**INSTRUCTIONS FOR THE TASK**
Read the records below and report each line in which "MELD" occurs.

**DATA SECTION**
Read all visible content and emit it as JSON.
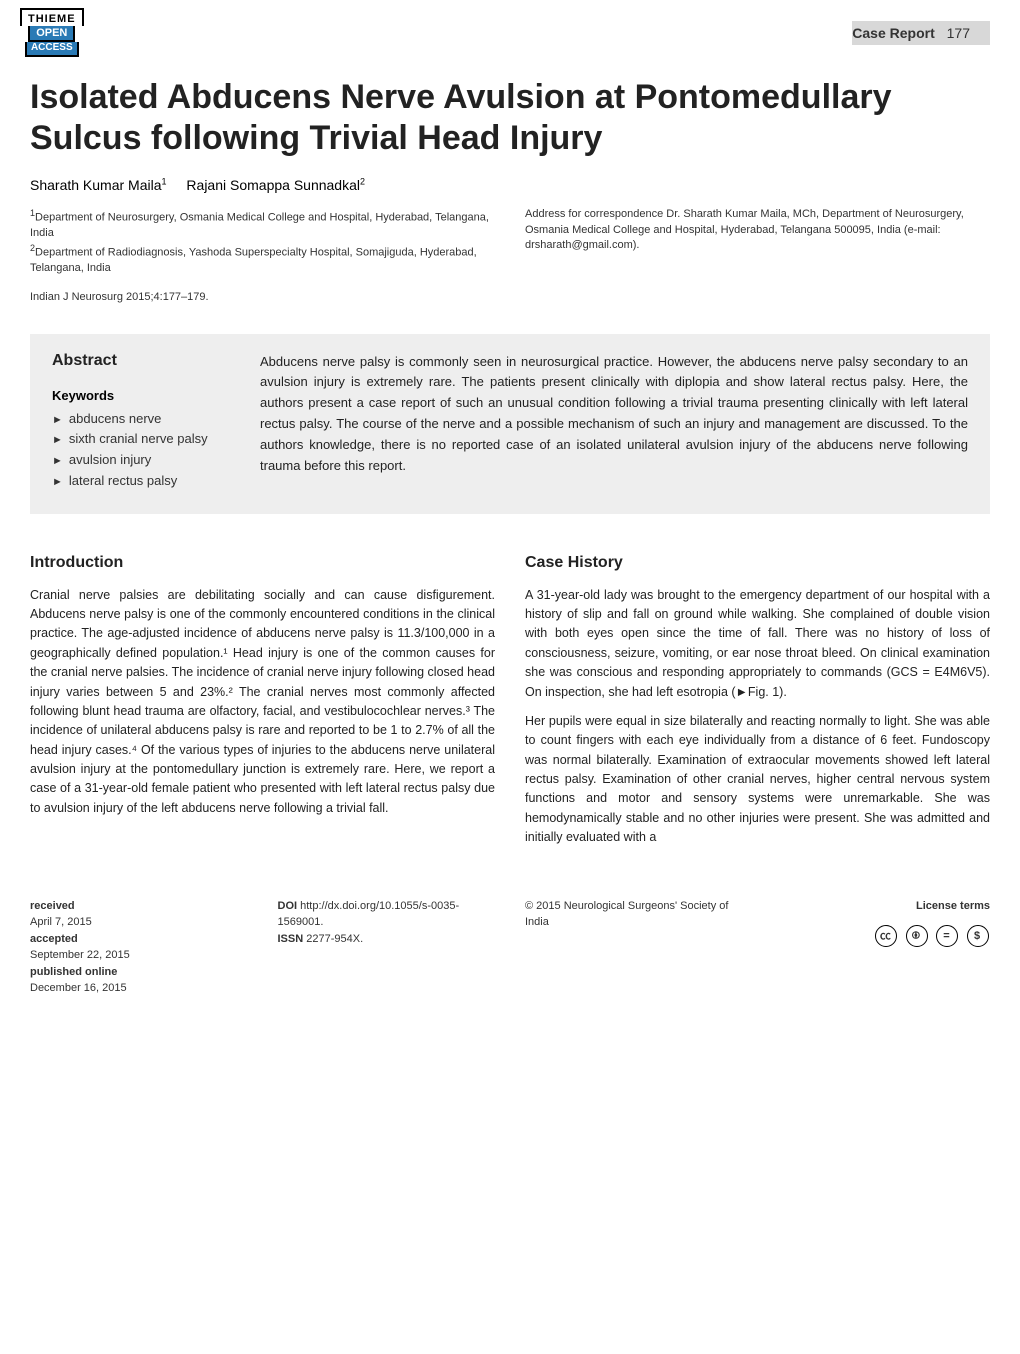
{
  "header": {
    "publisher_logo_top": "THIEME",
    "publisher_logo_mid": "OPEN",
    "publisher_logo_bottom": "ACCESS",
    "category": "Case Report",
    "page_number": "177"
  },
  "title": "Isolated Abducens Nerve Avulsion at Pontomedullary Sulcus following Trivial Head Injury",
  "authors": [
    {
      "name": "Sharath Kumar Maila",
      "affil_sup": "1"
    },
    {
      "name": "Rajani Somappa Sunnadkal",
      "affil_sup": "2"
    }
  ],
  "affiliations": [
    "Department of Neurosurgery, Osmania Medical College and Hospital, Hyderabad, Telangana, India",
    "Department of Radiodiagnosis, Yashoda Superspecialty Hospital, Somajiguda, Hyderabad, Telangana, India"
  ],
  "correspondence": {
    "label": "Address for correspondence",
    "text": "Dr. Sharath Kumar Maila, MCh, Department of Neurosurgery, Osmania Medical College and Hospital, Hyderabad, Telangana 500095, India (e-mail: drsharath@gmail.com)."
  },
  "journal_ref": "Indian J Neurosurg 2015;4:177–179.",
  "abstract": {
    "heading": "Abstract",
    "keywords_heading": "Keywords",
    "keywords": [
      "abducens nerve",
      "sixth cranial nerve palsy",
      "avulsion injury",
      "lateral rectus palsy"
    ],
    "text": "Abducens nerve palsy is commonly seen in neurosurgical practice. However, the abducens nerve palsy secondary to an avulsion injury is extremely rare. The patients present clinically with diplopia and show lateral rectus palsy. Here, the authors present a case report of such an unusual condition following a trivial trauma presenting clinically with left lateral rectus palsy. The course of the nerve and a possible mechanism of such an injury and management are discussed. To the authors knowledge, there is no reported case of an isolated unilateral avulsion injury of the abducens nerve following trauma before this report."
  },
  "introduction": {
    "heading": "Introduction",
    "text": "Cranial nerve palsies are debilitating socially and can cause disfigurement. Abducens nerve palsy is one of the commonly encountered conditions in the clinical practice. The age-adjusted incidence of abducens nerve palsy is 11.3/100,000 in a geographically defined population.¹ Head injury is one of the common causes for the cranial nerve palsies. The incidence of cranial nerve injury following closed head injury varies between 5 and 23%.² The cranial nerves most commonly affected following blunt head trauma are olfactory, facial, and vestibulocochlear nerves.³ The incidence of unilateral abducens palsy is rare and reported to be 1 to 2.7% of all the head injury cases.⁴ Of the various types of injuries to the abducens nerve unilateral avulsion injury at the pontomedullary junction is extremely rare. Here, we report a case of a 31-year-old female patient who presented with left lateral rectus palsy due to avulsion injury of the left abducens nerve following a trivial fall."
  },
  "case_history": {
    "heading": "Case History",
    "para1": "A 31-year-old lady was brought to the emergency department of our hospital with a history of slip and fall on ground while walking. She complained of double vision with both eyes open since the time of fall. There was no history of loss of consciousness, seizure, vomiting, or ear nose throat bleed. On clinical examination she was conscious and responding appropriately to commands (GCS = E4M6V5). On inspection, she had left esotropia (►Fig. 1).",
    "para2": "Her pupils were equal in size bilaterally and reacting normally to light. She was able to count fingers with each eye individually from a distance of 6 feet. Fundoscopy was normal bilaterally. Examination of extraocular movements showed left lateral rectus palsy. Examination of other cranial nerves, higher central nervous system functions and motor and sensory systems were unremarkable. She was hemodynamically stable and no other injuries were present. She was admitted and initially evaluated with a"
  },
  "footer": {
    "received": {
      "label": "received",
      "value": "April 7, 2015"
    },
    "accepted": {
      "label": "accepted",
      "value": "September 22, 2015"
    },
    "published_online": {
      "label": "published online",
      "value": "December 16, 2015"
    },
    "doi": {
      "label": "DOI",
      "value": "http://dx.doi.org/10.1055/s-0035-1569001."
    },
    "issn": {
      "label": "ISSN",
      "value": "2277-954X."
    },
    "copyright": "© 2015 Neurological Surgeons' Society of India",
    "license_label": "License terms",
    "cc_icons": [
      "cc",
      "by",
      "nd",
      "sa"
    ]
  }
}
==
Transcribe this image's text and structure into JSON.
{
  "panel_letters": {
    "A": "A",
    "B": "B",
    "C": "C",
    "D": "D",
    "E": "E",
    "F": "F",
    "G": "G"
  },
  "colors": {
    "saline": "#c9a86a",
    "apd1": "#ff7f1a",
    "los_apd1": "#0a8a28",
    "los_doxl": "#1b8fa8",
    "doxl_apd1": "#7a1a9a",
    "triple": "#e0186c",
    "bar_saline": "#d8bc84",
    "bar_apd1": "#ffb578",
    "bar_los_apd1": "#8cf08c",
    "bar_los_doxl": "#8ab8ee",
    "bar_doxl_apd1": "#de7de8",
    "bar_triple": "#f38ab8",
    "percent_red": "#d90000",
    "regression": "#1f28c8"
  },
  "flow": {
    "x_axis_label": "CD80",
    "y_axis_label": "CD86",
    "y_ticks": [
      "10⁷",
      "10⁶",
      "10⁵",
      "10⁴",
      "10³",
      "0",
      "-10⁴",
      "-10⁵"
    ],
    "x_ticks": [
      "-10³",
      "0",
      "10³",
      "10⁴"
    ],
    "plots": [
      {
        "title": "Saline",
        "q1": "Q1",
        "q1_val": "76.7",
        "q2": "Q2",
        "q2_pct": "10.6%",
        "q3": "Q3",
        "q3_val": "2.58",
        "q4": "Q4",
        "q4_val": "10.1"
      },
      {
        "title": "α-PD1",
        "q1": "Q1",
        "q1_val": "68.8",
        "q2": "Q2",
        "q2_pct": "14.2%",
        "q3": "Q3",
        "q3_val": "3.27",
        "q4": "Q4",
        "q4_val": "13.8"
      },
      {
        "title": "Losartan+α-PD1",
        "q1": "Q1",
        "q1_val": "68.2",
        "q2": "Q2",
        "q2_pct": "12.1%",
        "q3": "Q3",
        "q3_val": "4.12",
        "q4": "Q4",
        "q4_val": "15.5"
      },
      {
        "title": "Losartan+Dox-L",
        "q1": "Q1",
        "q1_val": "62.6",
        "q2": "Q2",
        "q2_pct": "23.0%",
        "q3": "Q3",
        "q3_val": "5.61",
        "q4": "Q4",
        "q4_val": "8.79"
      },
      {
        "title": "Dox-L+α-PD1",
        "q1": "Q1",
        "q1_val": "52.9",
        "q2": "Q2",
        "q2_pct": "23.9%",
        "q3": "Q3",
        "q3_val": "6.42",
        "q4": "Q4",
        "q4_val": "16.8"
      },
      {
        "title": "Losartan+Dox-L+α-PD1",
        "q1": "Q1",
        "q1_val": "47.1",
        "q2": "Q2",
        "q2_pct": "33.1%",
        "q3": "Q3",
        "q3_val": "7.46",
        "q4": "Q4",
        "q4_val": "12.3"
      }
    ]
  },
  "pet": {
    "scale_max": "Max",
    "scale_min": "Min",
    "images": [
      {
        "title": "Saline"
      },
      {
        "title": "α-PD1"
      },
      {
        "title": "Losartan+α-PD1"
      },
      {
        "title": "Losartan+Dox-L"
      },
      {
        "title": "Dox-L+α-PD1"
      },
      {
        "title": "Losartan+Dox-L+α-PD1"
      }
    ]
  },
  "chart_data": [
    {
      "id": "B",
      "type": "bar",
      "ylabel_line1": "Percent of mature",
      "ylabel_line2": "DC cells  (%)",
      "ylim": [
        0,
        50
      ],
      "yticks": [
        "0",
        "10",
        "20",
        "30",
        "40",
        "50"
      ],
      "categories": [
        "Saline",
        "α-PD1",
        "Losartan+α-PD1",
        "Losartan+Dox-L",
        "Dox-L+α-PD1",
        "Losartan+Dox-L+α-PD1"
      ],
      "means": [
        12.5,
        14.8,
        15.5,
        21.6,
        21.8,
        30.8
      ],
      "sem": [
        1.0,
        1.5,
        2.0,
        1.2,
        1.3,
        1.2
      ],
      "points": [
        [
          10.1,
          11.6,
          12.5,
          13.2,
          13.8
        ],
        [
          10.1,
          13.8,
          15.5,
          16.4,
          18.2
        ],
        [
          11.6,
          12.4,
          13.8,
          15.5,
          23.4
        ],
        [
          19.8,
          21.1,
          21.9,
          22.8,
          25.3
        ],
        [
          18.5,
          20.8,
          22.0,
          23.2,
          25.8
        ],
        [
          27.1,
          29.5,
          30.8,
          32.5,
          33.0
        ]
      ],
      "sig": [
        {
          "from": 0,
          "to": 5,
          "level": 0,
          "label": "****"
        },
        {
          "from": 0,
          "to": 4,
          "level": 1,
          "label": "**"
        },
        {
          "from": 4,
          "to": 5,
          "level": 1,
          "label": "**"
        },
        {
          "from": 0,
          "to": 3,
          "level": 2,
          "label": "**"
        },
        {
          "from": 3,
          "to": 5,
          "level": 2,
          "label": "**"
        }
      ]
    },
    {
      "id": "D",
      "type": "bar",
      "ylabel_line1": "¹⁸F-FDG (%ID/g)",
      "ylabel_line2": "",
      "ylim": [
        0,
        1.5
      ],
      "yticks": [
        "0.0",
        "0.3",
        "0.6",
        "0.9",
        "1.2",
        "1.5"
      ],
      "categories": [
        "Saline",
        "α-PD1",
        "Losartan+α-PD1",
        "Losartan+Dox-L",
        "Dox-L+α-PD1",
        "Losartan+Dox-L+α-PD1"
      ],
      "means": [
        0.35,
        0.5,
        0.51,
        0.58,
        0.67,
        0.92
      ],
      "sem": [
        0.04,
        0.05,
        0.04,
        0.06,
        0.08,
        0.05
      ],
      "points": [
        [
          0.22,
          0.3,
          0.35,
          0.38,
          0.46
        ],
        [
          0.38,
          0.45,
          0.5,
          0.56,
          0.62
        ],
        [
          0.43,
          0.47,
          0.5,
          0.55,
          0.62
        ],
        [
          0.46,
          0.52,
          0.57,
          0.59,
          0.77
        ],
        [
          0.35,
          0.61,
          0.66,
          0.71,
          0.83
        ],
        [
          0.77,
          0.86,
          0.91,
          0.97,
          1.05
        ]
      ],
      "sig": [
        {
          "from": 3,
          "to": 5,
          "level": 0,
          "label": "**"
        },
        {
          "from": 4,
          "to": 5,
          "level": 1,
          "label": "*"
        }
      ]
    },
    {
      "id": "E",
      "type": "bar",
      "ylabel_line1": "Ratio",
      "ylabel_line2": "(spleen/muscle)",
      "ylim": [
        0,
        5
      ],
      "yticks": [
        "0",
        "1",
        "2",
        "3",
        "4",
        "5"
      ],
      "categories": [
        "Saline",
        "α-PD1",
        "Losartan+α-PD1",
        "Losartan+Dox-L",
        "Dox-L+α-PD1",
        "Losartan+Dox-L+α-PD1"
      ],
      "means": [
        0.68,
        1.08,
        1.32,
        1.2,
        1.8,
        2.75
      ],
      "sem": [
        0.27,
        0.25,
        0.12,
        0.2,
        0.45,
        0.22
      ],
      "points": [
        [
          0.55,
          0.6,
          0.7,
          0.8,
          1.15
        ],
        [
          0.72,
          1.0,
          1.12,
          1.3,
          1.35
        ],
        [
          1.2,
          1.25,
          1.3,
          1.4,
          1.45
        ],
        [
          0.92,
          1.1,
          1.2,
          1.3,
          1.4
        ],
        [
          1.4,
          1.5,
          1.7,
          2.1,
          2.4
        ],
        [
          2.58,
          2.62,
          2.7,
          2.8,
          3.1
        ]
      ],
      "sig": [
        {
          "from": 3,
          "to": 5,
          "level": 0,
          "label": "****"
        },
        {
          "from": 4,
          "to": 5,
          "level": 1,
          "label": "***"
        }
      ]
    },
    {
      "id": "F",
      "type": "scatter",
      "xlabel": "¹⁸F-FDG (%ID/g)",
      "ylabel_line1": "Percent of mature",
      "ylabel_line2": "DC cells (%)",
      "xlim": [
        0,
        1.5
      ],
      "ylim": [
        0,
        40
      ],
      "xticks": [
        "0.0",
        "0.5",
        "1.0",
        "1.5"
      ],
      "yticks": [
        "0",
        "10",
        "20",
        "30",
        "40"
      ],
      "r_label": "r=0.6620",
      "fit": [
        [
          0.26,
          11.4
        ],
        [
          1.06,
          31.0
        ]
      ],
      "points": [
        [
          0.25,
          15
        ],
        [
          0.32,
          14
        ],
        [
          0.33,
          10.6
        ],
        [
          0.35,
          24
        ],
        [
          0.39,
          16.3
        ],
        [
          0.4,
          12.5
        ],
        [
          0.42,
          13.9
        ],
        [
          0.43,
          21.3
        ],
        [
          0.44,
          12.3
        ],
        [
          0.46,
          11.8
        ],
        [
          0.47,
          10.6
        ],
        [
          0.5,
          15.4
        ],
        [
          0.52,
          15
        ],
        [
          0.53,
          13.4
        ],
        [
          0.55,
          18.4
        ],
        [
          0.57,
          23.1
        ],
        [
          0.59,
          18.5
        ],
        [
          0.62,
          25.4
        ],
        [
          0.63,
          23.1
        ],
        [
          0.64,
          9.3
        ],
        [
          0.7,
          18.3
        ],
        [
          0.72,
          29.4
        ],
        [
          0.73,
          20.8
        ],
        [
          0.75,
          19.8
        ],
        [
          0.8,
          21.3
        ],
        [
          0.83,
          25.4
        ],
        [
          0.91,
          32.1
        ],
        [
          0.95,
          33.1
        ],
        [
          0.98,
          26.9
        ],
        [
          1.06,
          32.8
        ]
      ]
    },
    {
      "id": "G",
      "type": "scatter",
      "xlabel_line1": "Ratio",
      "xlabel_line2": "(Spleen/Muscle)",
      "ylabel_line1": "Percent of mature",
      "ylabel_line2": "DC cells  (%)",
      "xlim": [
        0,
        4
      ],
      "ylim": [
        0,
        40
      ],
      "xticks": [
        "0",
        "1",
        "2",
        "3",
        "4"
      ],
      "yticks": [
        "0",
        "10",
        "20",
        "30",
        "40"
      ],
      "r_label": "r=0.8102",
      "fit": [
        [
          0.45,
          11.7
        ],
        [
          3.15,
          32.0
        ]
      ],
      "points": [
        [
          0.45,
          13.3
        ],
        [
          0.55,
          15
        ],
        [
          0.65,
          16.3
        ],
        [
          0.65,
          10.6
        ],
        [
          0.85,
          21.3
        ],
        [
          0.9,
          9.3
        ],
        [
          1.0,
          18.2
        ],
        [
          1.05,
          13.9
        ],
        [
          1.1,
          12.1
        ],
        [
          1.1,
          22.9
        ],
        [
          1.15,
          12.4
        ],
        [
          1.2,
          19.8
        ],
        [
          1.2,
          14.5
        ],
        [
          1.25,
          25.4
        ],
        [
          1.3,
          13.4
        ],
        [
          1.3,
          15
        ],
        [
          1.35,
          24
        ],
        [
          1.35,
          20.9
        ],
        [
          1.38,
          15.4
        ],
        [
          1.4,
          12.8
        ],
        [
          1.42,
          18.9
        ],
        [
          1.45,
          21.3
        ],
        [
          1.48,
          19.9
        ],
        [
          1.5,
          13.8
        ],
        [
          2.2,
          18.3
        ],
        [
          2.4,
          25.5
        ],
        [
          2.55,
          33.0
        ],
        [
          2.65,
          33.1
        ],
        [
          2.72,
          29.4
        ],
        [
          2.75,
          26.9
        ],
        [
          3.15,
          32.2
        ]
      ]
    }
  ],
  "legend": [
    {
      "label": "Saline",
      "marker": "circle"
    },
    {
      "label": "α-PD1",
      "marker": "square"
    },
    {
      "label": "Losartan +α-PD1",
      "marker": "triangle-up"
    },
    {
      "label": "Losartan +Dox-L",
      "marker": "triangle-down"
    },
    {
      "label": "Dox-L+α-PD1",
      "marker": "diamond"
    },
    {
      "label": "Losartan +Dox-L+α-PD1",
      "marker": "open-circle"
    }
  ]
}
* * *
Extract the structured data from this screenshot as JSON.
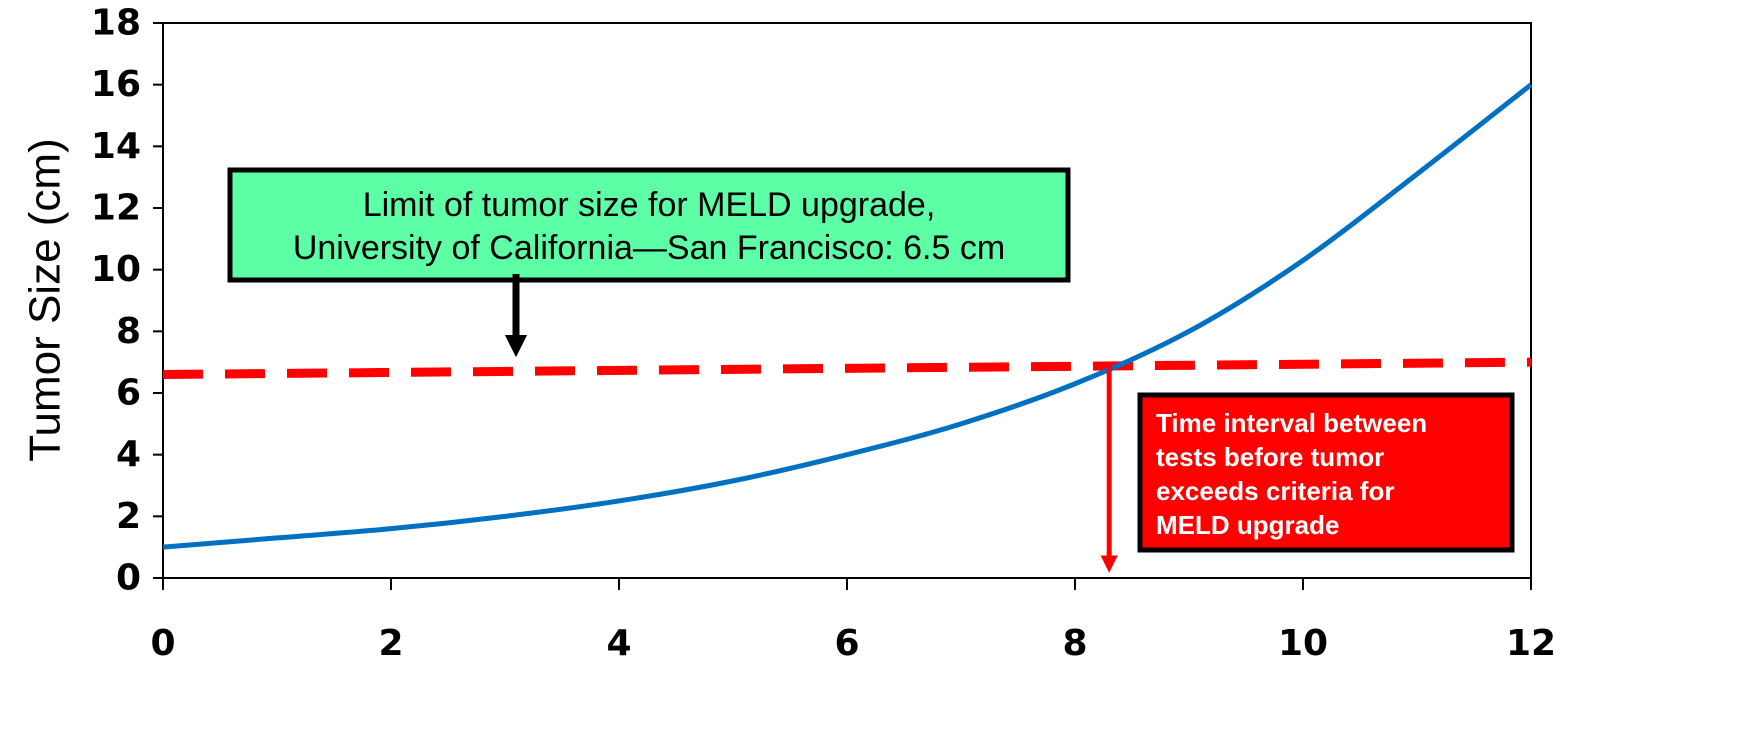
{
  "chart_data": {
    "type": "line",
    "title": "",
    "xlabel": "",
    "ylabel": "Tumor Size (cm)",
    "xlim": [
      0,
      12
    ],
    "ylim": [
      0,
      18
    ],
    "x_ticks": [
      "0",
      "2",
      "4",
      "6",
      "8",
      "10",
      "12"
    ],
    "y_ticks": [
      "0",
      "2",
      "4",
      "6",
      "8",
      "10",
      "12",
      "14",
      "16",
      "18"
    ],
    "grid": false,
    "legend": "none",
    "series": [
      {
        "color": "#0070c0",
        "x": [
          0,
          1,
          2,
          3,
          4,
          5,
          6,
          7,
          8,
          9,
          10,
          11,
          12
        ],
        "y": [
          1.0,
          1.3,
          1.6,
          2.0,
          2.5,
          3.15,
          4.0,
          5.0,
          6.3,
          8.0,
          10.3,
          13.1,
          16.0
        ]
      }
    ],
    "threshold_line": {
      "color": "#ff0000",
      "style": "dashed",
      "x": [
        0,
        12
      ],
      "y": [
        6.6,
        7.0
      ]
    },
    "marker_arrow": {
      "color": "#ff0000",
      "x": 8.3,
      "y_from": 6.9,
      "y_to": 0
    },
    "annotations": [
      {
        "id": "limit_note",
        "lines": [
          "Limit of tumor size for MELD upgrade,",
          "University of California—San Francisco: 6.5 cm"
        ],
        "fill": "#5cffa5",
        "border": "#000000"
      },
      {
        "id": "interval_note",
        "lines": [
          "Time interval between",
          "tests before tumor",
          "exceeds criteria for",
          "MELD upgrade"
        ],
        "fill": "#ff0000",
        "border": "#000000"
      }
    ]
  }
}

**RESPONSE BOX**
          "Limit of tumor size for MELD upgrade,",
          "MELD upgrade"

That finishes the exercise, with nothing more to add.